The task: Pick out every line in the data below that holds "email".

Supplied data:
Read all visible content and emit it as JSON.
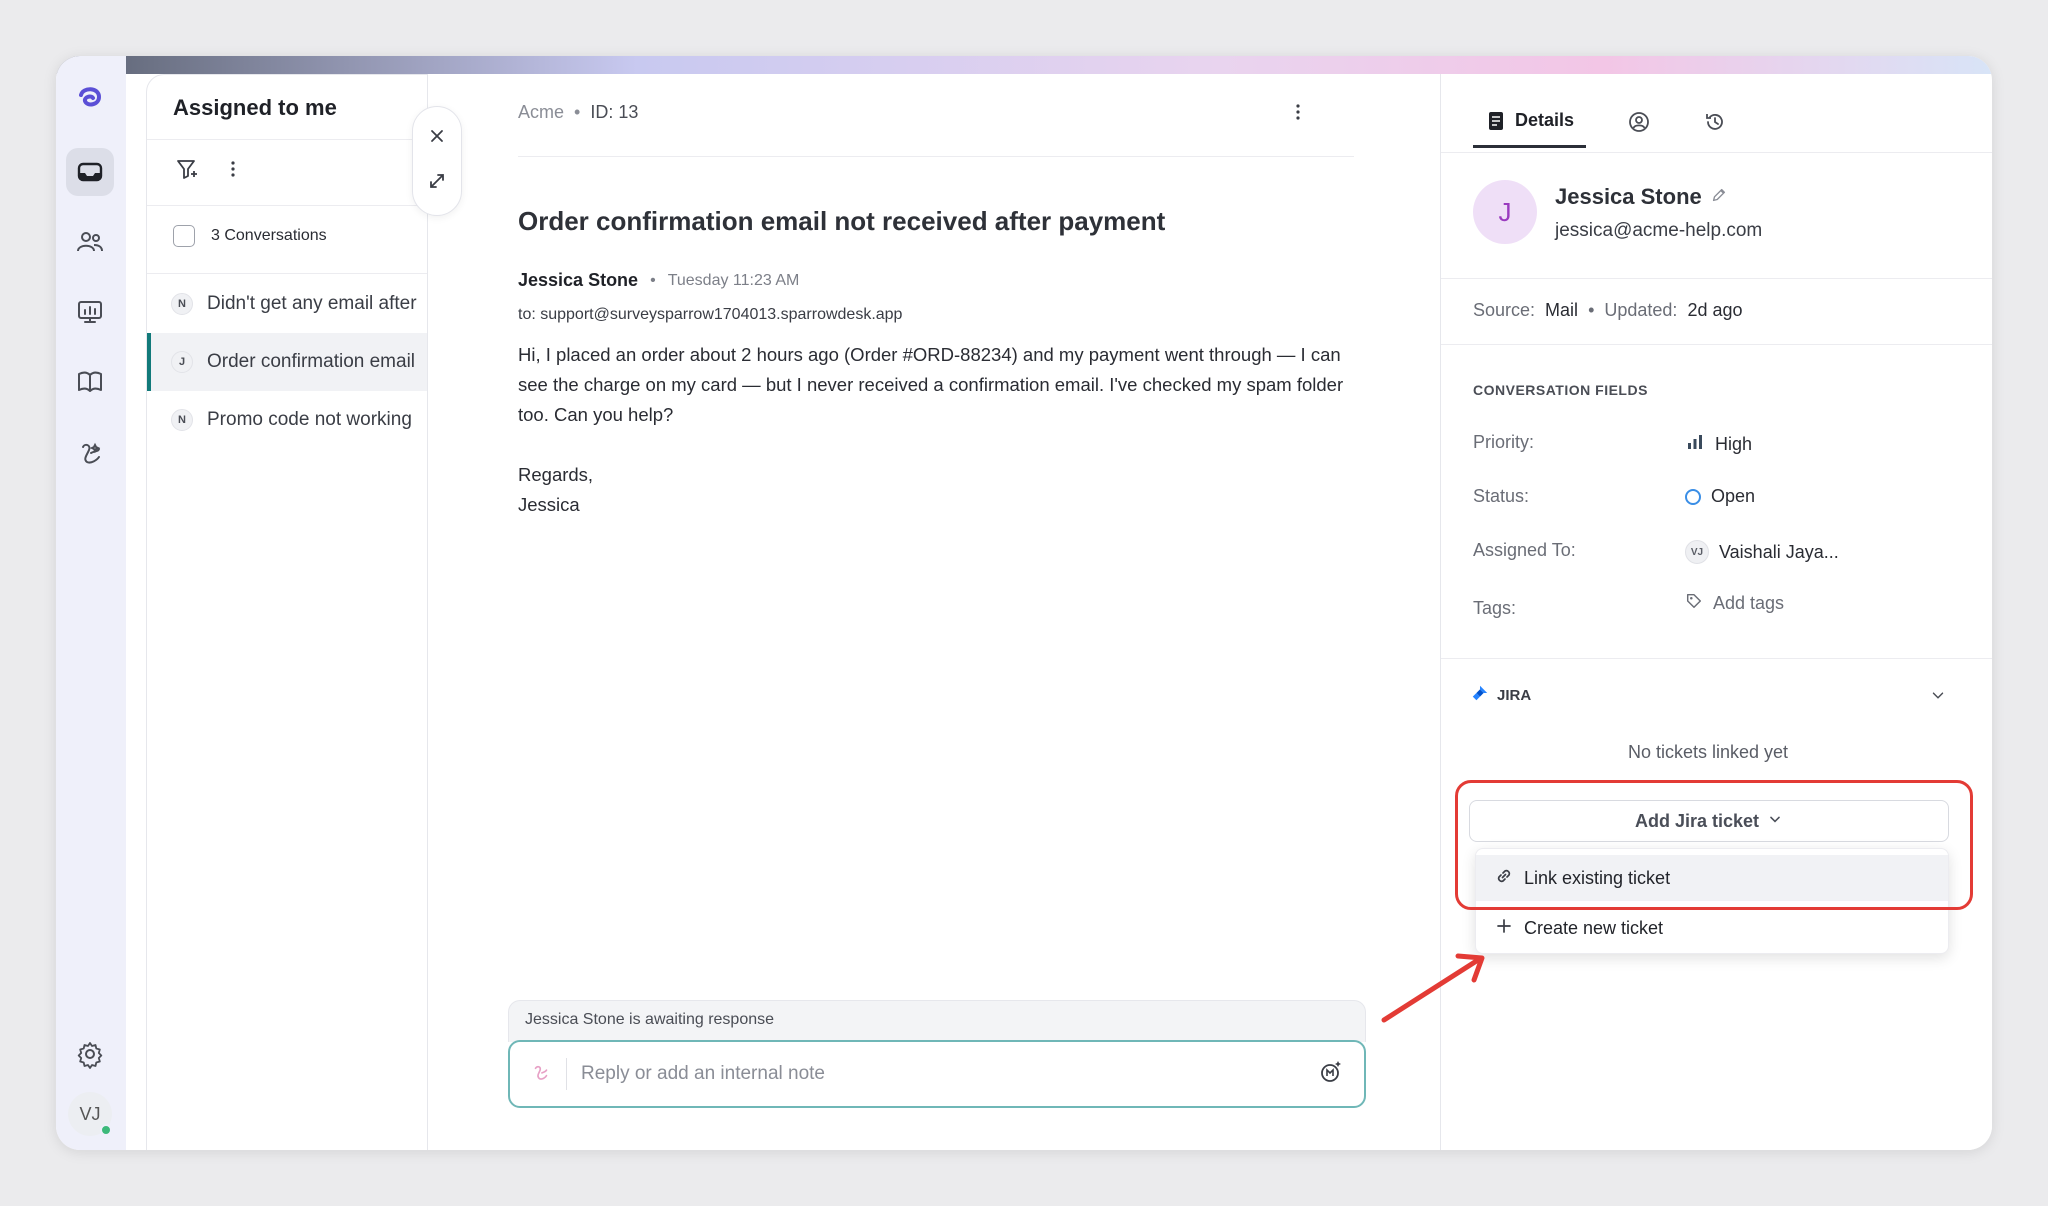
{
  "colors": {
    "accent": "#127a7a",
    "highlight": "#e33b35",
    "brand": "#5b4fd6"
  },
  "rail": {
    "icons": [
      "logo-icon",
      "inbox-icon",
      "contacts-icon",
      "reports-icon",
      "knowledge-base-icon",
      "ai-agent-icon",
      "settings-icon"
    ],
    "user_initials": "VJ"
  },
  "list": {
    "title": "Assigned to me",
    "count_label": "3 Conversations",
    "items": [
      {
        "badge": "N",
        "text": "Didn't get any email after"
      },
      {
        "badge": "J",
        "text": "Order confirmation email"
      },
      {
        "badge": "N",
        "text": "Promo code not working"
      }
    ]
  },
  "conversation": {
    "brand": "Acme",
    "id_label": "ID: 13",
    "subject": "Order confirmation email not received after payment",
    "sender": "Jessica Stone",
    "time": "Tuesday 11:23 AM",
    "to": "to: support@surveysparrow1704013.sparrowdesk.app",
    "body": [
      "Hi, I placed an order about 2 hours ago (Order #ORD-88234) and my payment went through — I can see the charge on my card — but I never received a confirmation email. I've checked my spam folder too. Can you help?",
      "Regards,",
      "Jessica"
    ],
    "awaiting": "Jessica Stone is awaiting response",
    "reply_placeholder": "Reply or add an internal note"
  },
  "details": {
    "tab_details": "Details",
    "contact": {
      "initial": "J",
      "name": "Jessica Stone",
      "email": "jessica@acme-help.com"
    },
    "source_label": "Source:",
    "source_value": "Mail",
    "updated_label": "Updated:",
    "updated_value": "2d ago",
    "section_title": "CONVERSATION FIELDS",
    "fields": {
      "priority_label": "Priority:",
      "priority_value": "High",
      "status_label": "Status:",
      "status_value": "Open",
      "assigned_label": "Assigned To:",
      "assigned_initials": "VJ",
      "assigned_value": "Vaishali Jaya...",
      "tags_label": "Tags:",
      "tags_value": "Add tags"
    },
    "jira": {
      "title": "JIRA",
      "empty": "No tickets linked yet",
      "add_button": "Add Jira ticket",
      "menu": [
        "Link existing ticket",
        "Create new ticket"
      ]
    }
  }
}
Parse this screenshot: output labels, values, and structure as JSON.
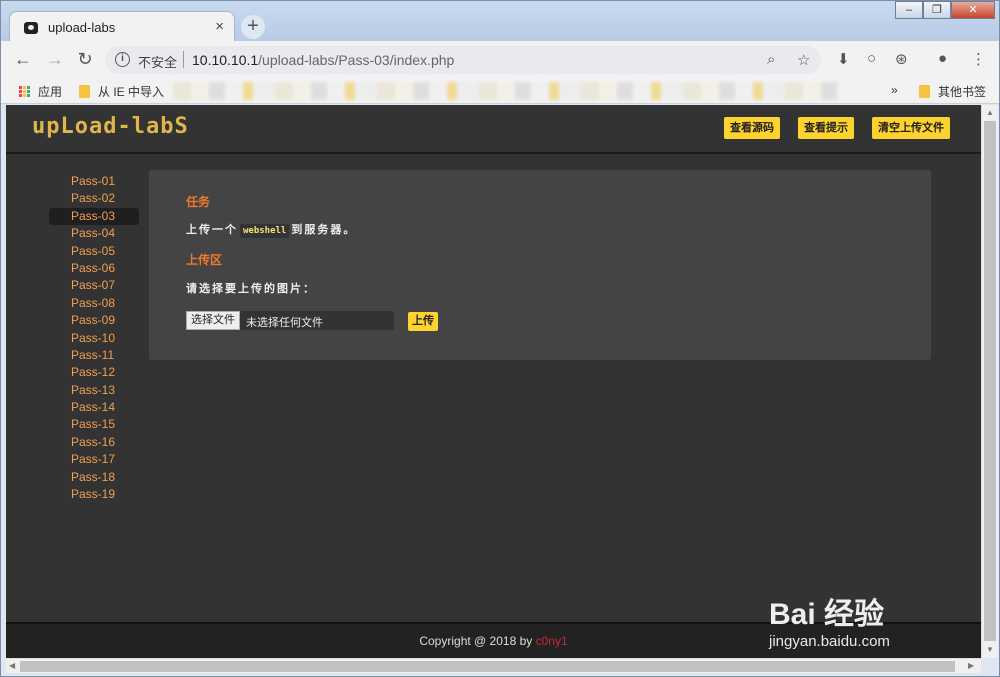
{
  "browser": {
    "tab_title": "upload-labs",
    "tab_close": "×",
    "new_tab": "+",
    "insecure_label": "不安全",
    "url_host": "10.10.10.1",
    "url_path": "/upload-labs/Pass-03/index.php",
    "bookmarks": {
      "apps": "应用",
      "ie_import": "从 IE 中导入",
      "more": "»",
      "other": "其他书签"
    },
    "window_buttons": [
      "–",
      "❐",
      "✕"
    ]
  },
  "site": {
    "logo": "upLoad-labS",
    "header_buttons": [
      "查看源码",
      "查看提示",
      "清空上传文件"
    ],
    "sidebar": [
      "Pass-01",
      "Pass-02",
      "Pass-03",
      "Pass-04",
      "Pass-05",
      "Pass-06",
      "Pass-07",
      "Pass-08",
      "Pass-09",
      "Pass-10",
      "Pass-11",
      "Pass-12",
      "Pass-13",
      "Pass-14",
      "Pass-15",
      "Pass-16",
      "Pass-17",
      "Pass-18",
      "Pass-19"
    ],
    "active_item": "Pass-03",
    "task": {
      "title": "任务",
      "text_before": "上传一个",
      "code": "webshell",
      "text_after": "到服务器。"
    },
    "upload": {
      "title": "上传区",
      "prompt": "请选择要上传的图片：",
      "choose_button": "选择文件",
      "no_file": "未选择任何文件",
      "submit": "上传"
    },
    "footer": {
      "text": "Copyright @ 2018 by",
      "author": "c0ny1"
    }
  },
  "watermark": {
    "brand": "Bai 经验",
    "url": "jingyan.baidu.com"
  }
}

Finished answer:
        "text": "Didn't get any email after"
        "text": "Order confirmation email"
    "subject": "Order confirmation email not received after payment",
      "Hi, I placed an order about 2 hours ago (Order #ORD-88234) and my payment went through — I can see the charge on my card — but I never received a confirmation email. I've checked my spam folder too. Can you help?",
      "email": "jessica@acme-help.com"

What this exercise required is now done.